**Short problem**
Only a number is wanted: how many lines in these records contain the word "this"?

Data tied to figure images
____________________

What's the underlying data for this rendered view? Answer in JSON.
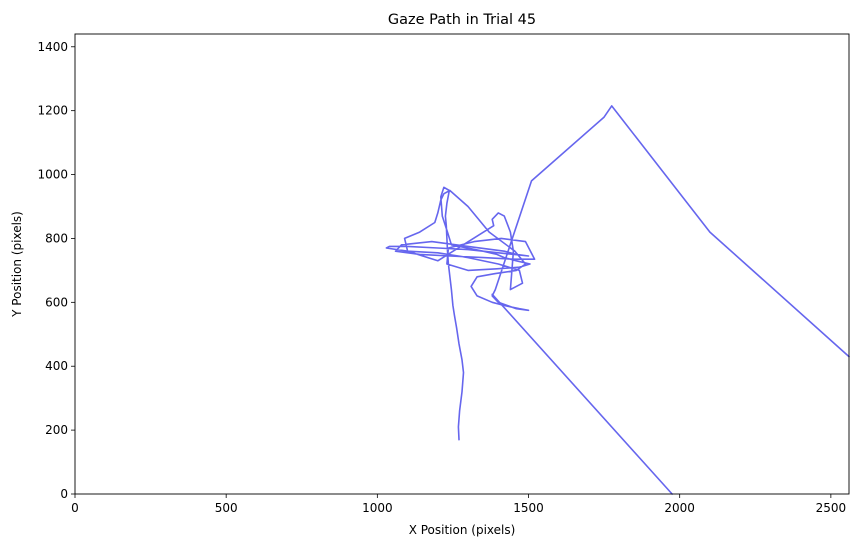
{
  "chart_data": {
    "type": "line",
    "title": "Gaze Path in Trial 45",
    "xlabel": "X Position (pixels)",
    "ylabel": "Y Position (pixels)",
    "xlim": [
      0,
      2560
    ],
    "ylim": [
      0,
      1440
    ],
    "xticks": [
      0,
      500,
      1000,
      1500,
      2000,
      2500
    ],
    "yticks": [
      0,
      200,
      400,
      600,
      800,
      1000,
      1200,
      1400
    ],
    "grid": false,
    "legend": "none",
    "line_color": "#6666ee",
    "series": [
      {
        "x": [
          1270,
          1268,
          1272,
          1280,
          1285,
          1280,
          1270,
          1262,
          1255,
          1250,
          1248,
          1245,
          1240,
          1235,
          1232,
          1230,
          1228,
          1225,
          1230,
          1238,
          1220,
          1210,
          1215,
          1232,
          1245,
          1350,
          1395,
          1420,
          1460,
          1505,
          1470,
          1395,
          1300,
          1230,
          1235,
          1320,
          1410,
          1490,
          1520,
          1450,
          1350,
          1240,
          1140,
          1060,
          1080,
          1180,
          1300,
          1420,
          1460,
          1500,
          1400,
          1300,
          1200,
          1100,
          1040,
          1030,
          1100,
          1200,
          1300,
          1400,
          1470,
          1480,
          1440,
          1445,
          1450,
          1440,
          1420,
          1400,
          1380,
          1385,
          1200,
          1100,
          1090,
          1140,
          1190,
          1200,
          1205,
          1210,
          1220,
          1240,
          1300,
          1370,
          1455,
          1490,
          1460,
          1390,
          1330,
          1310,
          1330,
          1380,
          1420,
          1470,
          1500,
          1460,
          1400,
          1380,
          1390,
          1510,
          1750,
          1775,
          2100,
          2560
        ],
        "y": [
          170,
          210,
          260,
          320,
          380,
          420,
          470,
          520,
          560,
          590,
          610,
          640,
          680,
          720,
          760,
          800,
          840,
          870,
          910,
          950,
          960,
          930,
          870,
          820,
          780,
          760,
          750,
          740,
          730,
          720,
          710,
          705,
          700,
          720,
          770,
          790,
          800,
          790,
          735,
          735,
          740,
          745,
          750,
          760,
          780,
          790,
          775,
          760,
          750,
          745,
          755,
          765,
          770,
          775,
          775,
          770,
          760,
          755,
          740,
          720,
          700,
          660,
          640,
          700,
          760,
          820,
          870,
          880,
          860,
          840,
          730,
          760,
          800,
          820,
          850,
          880,
          900,
          920,
          940,
          950,
          900,
          820,
          760,
          720,
          700,
          690,
          680,
          650,
          620,
          600,
          590,
          580,
          575,
          580,
          600,
          620,
          640,
          980,
          1180,
          1215,
          820,
          430
        ]
      },
      {
        "x": [
          1380,
          1975
        ],
        "y": [
          625,
          0
        ]
      }
    ]
  }
}
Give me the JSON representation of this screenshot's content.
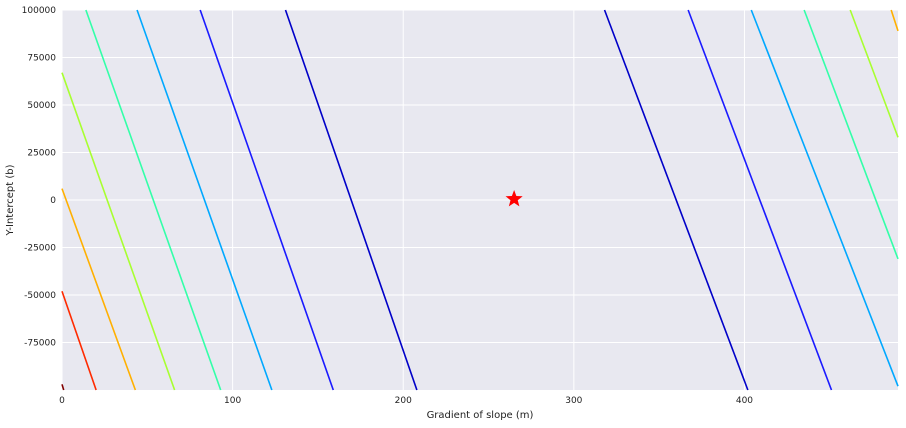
{
  "chart_data": {
    "type": "contour",
    "title": "",
    "xlabel": "Gradient of slope (m)",
    "ylabel": "Y-Intercept (b)",
    "xlim": [
      0,
      490
    ],
    "ylim": [
      -100000,
      100000
    ],
    "x_ticks": [
      0,
      100,
      200,
      300,
      400
    ],
    "x_tick_labels": [
      "0",
      "100",
      "200",
      "300",
      "400"
    ],
    "y_ticks": [
      100000,
      75000,
      50000,
      25000,
      0,
      -25000,
      -50000,
      -75000
    ],
    "y_tick_labels": [
      "100000",
      "75000",
      "50000",
      "25000",
      "0",
      "-25000",
      "-50000",
      "-75000"
    ],
    "grid": true,
    "background": "#e8e8f0",
    "grid_color": "#ffffff",
    "contours": [
      {
        "color": "#0000c8",
        "segments": [
          {
            "points": [
              [
                131,
                100000
              ],
              [
                208,
                -100000
              ]
            ]
          },
          {
            "points": [
              [
                318,
                100000
              ],
              [
                402,
                -100000
              ]
            ]
          }
        ]
      },
      {
        "color": "#1a1aff",
        "segments": [
          {
            "points": [
              [
                81,
                100000
              ],
              [
                159,
                -100000
              ]
            ]
          },
          {
            "points": [
              [
                367,
                100000
              ],
              [
                451,
                -100000
              ]
            ]
          }
        ]
      },
      {
        "color": "#00a8ff",
        "segments": [
          {
            "points": [
              [
                44,
                100000
              ],
              [
                123,
                -100000
              ]
            ]
          },
          {
            "points": [
              [
                404,
                100000
              ],
              [
                490,
                -98000
              ]
            ]
          }
        ]
      },
      {
        "color": "#33ffa8",
        "segments": [
          {
            "points": [
              [
                14,
                100000
              ],
              [
                93,
                -100000
              ]
            ]
          },
          {
            "points": [
              [
                435,
                100000
              ],
              [
                490,
                -31000
              ]
            ]
          }
        ]
      },
      {
        "color": "#a8ff30",
        "segments": [
          {
            "points": [
              [
                0,
                67000
              ],
              [
                66,
                -100000
              ]
            ]
          },
          {
            "points": [
              [
                462,
                100000
              ],
              [
                490,
                33000
              ]
            ]
          }
        ]
      },
      {
        "color": "#ffb000",
        "segments": [
          {
            "points": [
              [
                0,
                6000
              ],
              [
                43,
                -100000
              ]
            ]
          },
          {
            "points": [
              [
                486,
                100000
              ],
              [
                490,
                89000
              ]
            ]
          }
        ]
      },
      {
        "color": "#ff2a00",
        "segments": [
          {
            "points": [
              [
                0,
                -48000
              ],
              [
                20,
                -100000
              ]
            ]
          }
        ]
      },
      {
        "color": "#800000",
        "segments": [
          {
            "points": [
              [
                0,
                -97000
              ],
              [
                1,
                -100000
              ]
            ]
          }
        ]
      }
    ],
    "marker": {
      "shape": "star",
      "x": 265,
      "y": 500,
      "color": "#ff0000"
    }
  }
}
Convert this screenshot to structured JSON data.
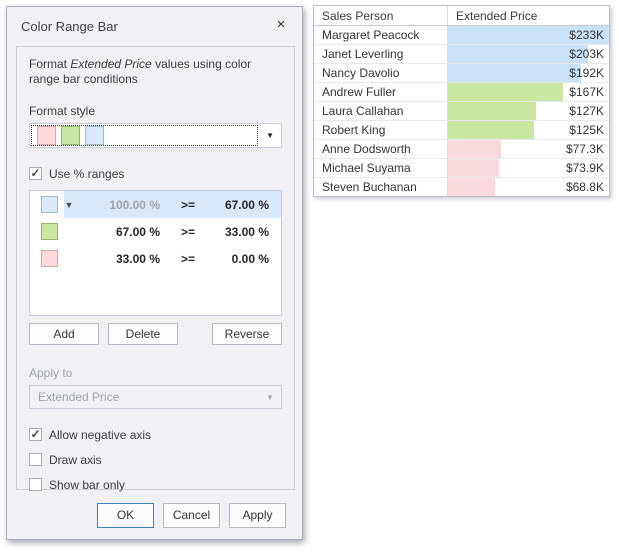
{
  "dialog": {
    "title": "Color Range Bar",
    "close_icon": "×",
    "description": {
      "prefix": "Format ",
      "emphasis": "Extended Price",
      "suffix": " values using color range bar conditions"
    },
    "format_style_label": "Format style",
    "format_style_swatches": [
      {
        "name": "pink",
        "fill": "#FBD9DD",
        "border": "#CFA6AC"
      },
      {
        "name": "green",
        "fill": "#C9E7A0",
        "border": "#92BB70"
      },
      {
        "name": "blue",
        "fill": "#D8E9FA",
        "border": "#A2B8CF"
      }
    ],
    "use_ranges": {
      "label": "Use % ranges",
      "checked": true
    },
    "ranges": [
      {
        "swatch_fill": "#D8E9FA",
        "swatch_border": "#A2B8CF",
        "from": "100.00 %",
        "op": ">=",
        "to": "67.00 %",
        "selected": true,
        "from_muted": true,
        "has_caret": true
      },
      {
        "swatch_fill": "#C9E7A0",
        "swatch_border": "#92BB70",
        "from": "67.00 %",
        "op": ">=",
        "to": "33.00 %",
        "selected": false,
        "from_muted": false,
        "has_caret": false
      },
      {
        "swatch_fill": "#FBD9DD",
        "swatch_border": "#CFA6AC",
        "from": "33.00 %",
        "op": ">=",
        "to": "0.00 %",
        "selected": false,
        "from_muted": false,
        "has_caret": false
      }
    ],
    "list_buttons": {
      "add": "Add",
      "delete": "Delete",
      "reverse": "Reverse"
    },
    "apply_to": {
      "label": "Apply to",
      "value": "Extended Price"
    },
    "options": [
      {
        "label": "Allow negative axis",
        "checked": true
      },
      {
        "label": "Draw axis",
        "checked": false
      },
      {
        "label": "Show bar only",
        "checked": false
      }
    ],
    "footer_buttons": {
      "ok": "OK",
      "cancel": "Cancel",
      "apply": "Apply"
    },
    "colors": {
      "selection": "#D9E8F8",
      "ok_border": "#3E7FC1"
    }
  },
  "grid": {
    "columns": [
      "Sales Person",
      "Extended Price"
    ],
    "bar_colors": {
      "high": "#C9E2F7",
      "mid": "#CBE8A2",
      "low": "#FADADE"
    },
    "rows": [
      {
        "name": "Margaret Peacock",
        "value": "$233K",
        "bar_color": "#C9E2F7",
        "bar_pct": 100
      },
      {
        "name": "Janet Leverling",
        "value": "$203K",
        "bar_color": "#C9E2F7",
        "bar_pct": 87.1
      },
      {
        "name": "Nancy Davolio",
        "value": "$192K",
        "bar_color": "#C9E2F7",
        "bar_pct": 82.4
      },
      {
        "name": "Andrew Fuller",
        "value": "$167K",
        "bar_color": "#CBE8A2",
        "bar_pct": 71.7
      },
      {
        "name": "Laura Callahan",
        "value": "$127K",
        "bar_color": "#CBE8A2",
        "bar_pct": 54.5
      },
      {
        "name": "Robert King",
        "value": "$125K",
        "bar_color": "#CBE8A2",
        "bar_pct": 53.6
      },
      {
        "name": "Anne Dodsworth",
        "value": "$77.3K",
        "bar_color": "#FADADE",
        "bar_pct": 33.2
      },
      {
        "name": "Michael Suyama",
        "value": "$73.9K",
        "bar_color": "#FADADE",
        "bar_pct": 31.7
      },
      {
        "name": "Steven Buchanan",
        "value": "$68.8K",
        "bar_color": "#FADADE",
        "bar_pct": 29.5
      }
    ]
  }
}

____________________

**Correct answer**
3